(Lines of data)
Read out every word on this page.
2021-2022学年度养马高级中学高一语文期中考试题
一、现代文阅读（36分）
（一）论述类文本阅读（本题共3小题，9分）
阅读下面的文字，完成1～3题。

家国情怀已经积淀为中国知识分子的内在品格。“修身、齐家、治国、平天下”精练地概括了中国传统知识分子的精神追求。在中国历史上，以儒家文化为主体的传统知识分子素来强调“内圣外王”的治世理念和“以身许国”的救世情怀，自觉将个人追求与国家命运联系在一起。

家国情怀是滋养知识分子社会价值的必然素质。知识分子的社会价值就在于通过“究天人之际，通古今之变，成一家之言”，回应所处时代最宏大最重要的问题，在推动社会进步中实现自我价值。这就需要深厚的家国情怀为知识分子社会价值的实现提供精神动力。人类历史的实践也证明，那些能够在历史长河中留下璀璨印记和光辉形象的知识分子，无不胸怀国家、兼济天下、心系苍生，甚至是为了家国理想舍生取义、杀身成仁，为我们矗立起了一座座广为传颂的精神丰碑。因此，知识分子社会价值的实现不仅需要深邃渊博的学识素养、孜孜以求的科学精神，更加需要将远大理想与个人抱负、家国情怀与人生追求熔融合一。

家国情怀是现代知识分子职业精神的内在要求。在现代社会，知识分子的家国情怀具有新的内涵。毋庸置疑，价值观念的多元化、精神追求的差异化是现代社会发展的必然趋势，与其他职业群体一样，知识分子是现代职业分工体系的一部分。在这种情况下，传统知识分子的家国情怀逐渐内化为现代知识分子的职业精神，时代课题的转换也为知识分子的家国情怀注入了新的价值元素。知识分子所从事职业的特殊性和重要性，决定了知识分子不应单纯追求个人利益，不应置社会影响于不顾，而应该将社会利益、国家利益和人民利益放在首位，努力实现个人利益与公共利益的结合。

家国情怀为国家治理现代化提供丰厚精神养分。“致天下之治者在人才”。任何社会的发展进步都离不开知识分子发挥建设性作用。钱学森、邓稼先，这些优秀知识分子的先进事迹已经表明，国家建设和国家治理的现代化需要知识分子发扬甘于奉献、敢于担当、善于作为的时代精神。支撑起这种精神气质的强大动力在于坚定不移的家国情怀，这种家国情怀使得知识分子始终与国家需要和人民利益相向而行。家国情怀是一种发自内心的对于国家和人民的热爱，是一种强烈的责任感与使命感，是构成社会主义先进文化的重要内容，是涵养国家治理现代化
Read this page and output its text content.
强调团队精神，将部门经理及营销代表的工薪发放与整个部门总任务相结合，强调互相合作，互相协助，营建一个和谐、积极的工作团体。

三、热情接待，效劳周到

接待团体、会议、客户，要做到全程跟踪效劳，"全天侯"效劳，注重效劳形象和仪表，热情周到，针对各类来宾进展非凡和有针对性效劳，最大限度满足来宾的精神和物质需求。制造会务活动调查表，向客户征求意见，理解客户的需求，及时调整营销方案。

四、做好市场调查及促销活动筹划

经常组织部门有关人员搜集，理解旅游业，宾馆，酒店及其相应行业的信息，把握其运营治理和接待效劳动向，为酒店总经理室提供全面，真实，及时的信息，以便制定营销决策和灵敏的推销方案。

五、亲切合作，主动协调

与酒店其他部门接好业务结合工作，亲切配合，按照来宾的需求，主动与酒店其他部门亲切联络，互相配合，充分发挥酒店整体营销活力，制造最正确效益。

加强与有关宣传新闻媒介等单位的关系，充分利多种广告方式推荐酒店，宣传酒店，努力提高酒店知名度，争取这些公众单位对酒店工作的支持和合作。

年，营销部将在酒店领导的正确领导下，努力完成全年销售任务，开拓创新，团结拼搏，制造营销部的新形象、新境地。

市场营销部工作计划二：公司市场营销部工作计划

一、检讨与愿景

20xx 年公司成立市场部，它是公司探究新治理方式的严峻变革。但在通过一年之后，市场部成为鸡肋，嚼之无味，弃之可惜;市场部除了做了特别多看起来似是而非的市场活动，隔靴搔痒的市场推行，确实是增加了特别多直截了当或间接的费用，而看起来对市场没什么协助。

▶ _What is expected_
Starting at the line that contains "Read this page and output its text content.", output each remaining line of the listing, the last line included, exactly as it appears.

▶ _Response below_
Read this page and output its text content.
强调团队精神，将部门经理及营销代表的工薪发放与整个部门总任务相结合，强调互相合作，互相协助，营建一个和谐、积极的工作团体。

三、热情接待，效劳周到

接待团体、会议、客户，要做到全程跟踪效劳，"全天侯"效劳，注重效劳形象和仪表，热情周到，针对各类来宾进展非凡和有针对性效劳，最大限度满足来宾的精神和物质需求。制造会务活动调查表，向客户征求意见，理解客户的需求，及时调整营销方案。

四、做好市场调查及促销活动筹划

经常组织部门有关人员搜集，理解旅游业，宾馆，酒店及其相应行业的信息，把握其运营治理和接待效劳动向，为酒店总经理室提供全面，真实，及时的信息，以便制定营销决策和灵敏的推销方案。

五、亲切合作，主动协调

与酒店其他部门接好业务结合工作，亲切配合，按照来宾的需求，主动与酒店其他部门亲切联络，互相配合，充分发挥酒店整体营销活力，制造最正确效益。

加强与有关宣传新闻媒介等单位的关系，充分利多种广告方式推荐酒店，宣传酒店，努力提高酒店知名度，争取这些公众单位对酒店工作的支持和合作。

年，营销部将在酒店领导的正确领导下，努力完成全年销售任务，开拓创新，团结拼搏，制造营销部的新形象、新境地。

市场营销部工作计划二：公司市场营销部工作计划

一、检讨与愿景

20xx 年公司成立市场部，它是公司探究新治理方式的严峻变革。但在通过一年之后，市场部成为鸡肋，嚼之无味，弃之可惜;市场部除了做了特别多看起来似是而非的市场活动，隔靴搔痒的市场推行，确实是增加了特别多直截了当或间接的费用，而看起来对市场没什么协助。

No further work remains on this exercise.